### Stored records

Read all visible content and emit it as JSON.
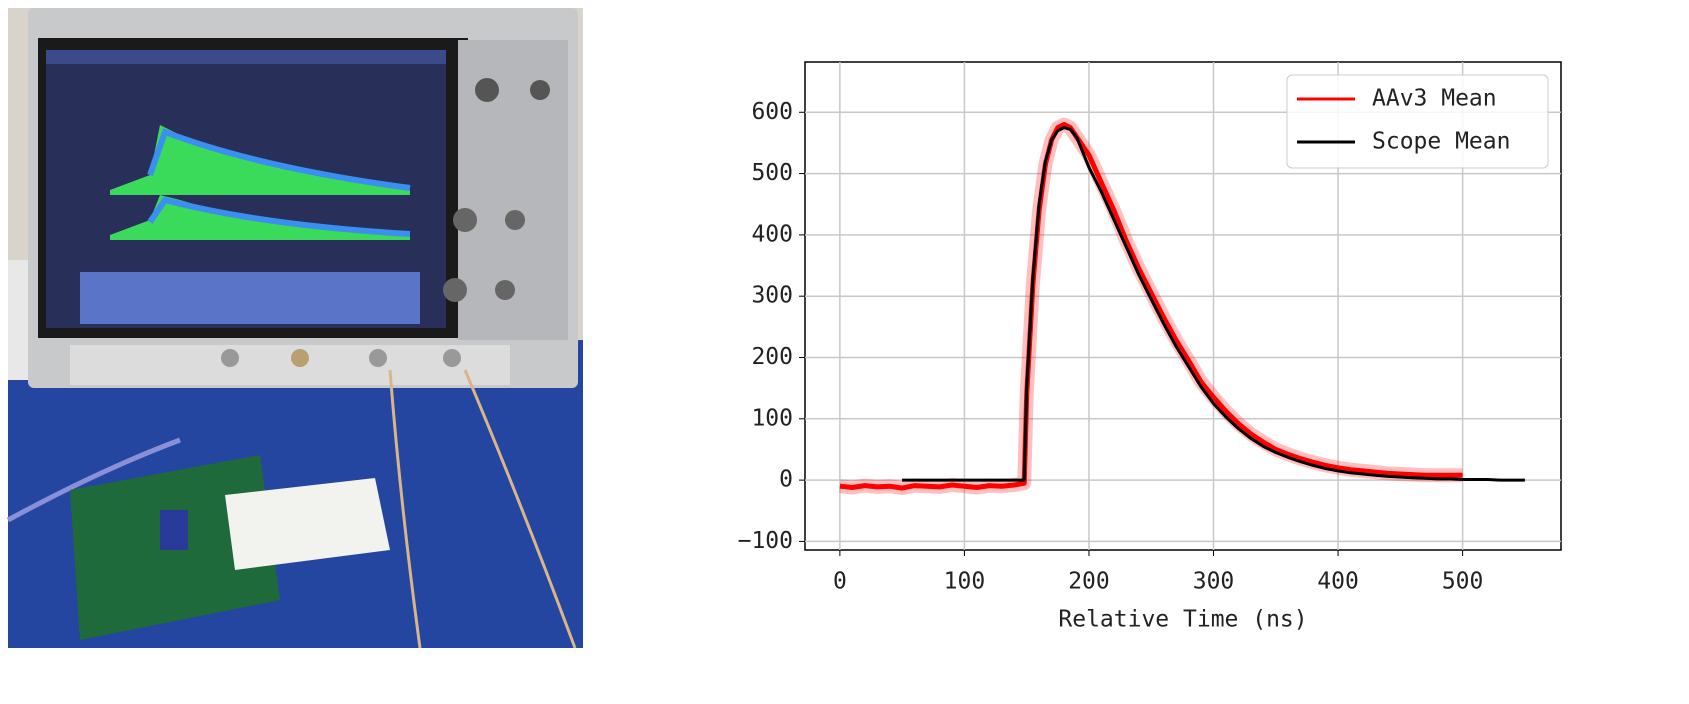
{
  "chart_data": {
    "type": "line",
    "xlabel": "Relative Time (ns)",
    "xlim": [
      -28,
      579
    ],
    "xticks": [
      0,
      100,
      200,
      300,
      400,
      500
    ],
    "ylim": [
      -114,
      682
    ],
    "yticks": [
      {
        "value": -100,
        "label": "−100"
      },
      0,
      100,
      200,
      300,
      400,
      500,
      600
    ],
    "grid": true,
    "legend": "upper right",
    "series": [
      {
        "name": "AAv3 Mean",
        "color": "#ff0000",
        "x": [
          0,
          10,
          20,
          30,
          40,
          50,
          60,
          70,
          80,
          90,
          100,
          110,
          120,
          130,
          140,
          148,
          150,
          155,
          160,
          165,
          170,
          175,
          180,
          185,
          190,
          200,
          210,
          220,
          230,
          240,
          250,
          260,
          270,
          280,
          290,
          300,
          310,
          320,
          330,
          340,
          350,
          360,
          370,
          380,
          390,
          400,
          410,
          420,
          430,
          440,
          450,
          460,
          470,
          480,
          490,
          500
        ],
        "values": [
          -10,
          -12,
          -9,
          -11,
          -10,
          -13,
          -9,
          -10,
          -11,
          -8,
          -10,
          -12,
          -9,
          -10,
          -8,
          -5,
          140,
          320,
          440,
          515,
          555,
          575,
          580,
          575,
          560,
          530,
          485,
          440,
          390,
          345,
          305,
          265,
          228,
          195,
          160,
          135,
          112,
          92,
          75,
          62,
          50,
          42,
          35,
          29,
          24,
          20,
          17,
          15,
          13,
          11,
          10,
          9,
          8,
          8,
          8,
          8
        ]
      },
      {
        "name": "Scope Mean",
        "color": "#000000",
        "x": [
          50,
          60,
          70,
          80,
          90,
          100,
          110,
          120,
          130,
          140,
          148,
          150,
          155,
          160,
          165,
          170,
          175,
          180,
          185,
          190,
          200,
          210,
          220,
          230,
          240,
          250,
          260,
          270,
          280,
          290,
          300,
          310,
          320,
          330,
          340,
          350,
          360,
          370,
          380,
          390,
          400,
          410,
          420,
          430,
          440,
          450,
          460,
          470,
          480,
          490,
          500,
          510,
          520,
          530,
          540,
          550
        ],
        "values": [
          0,
          0,
          0,
          0,
          0,
          0,
          0,
          0,
          0,
          0,
          0,
          150,
          330,
          450,
          520,
          555,
          570,
          575,
          572,
          560,
          510,
          470,
          425,
          380,
          335,
          295,
          255,
          218,
          185,
          152,
          125,
          103,
          84,
          68,
          55,
          45,
          37,
          30,
          24,
          19,
          15,
          12,
          10,
          8,
          6,
          5,
          4,
          3,
          2,
          2,
          1,
          1,
          1,
          0,
          0,
          0
        ]
      }
    ]
  }
}
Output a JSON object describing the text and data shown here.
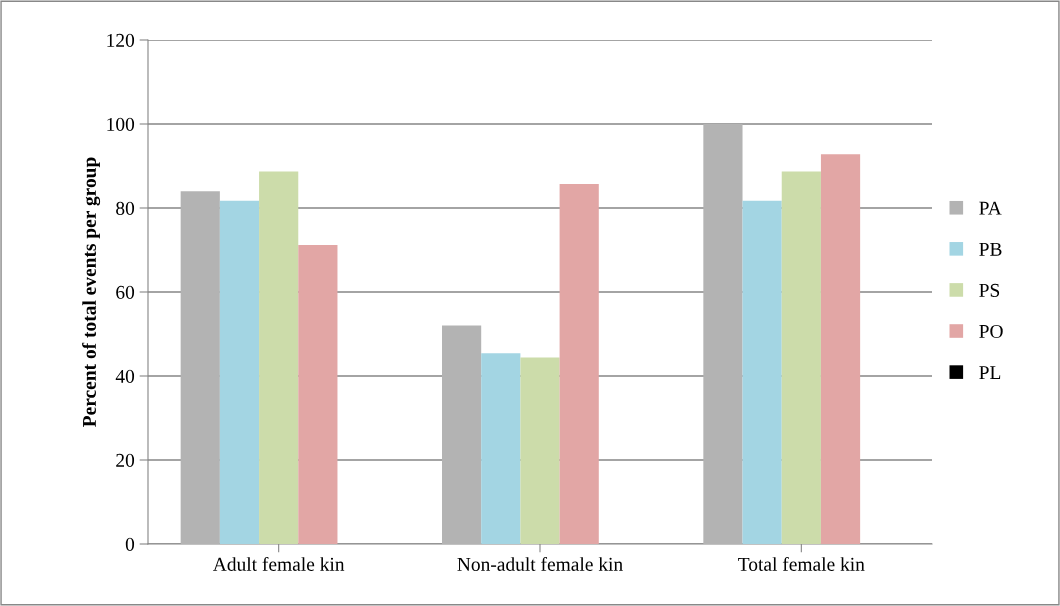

######

» **Directive**
Scan the material above. Copy each line that holds the word "JSON".

» **Task output**
Read all visible content and emit it as JSON.
Output a JSON object describing the text and data shown here.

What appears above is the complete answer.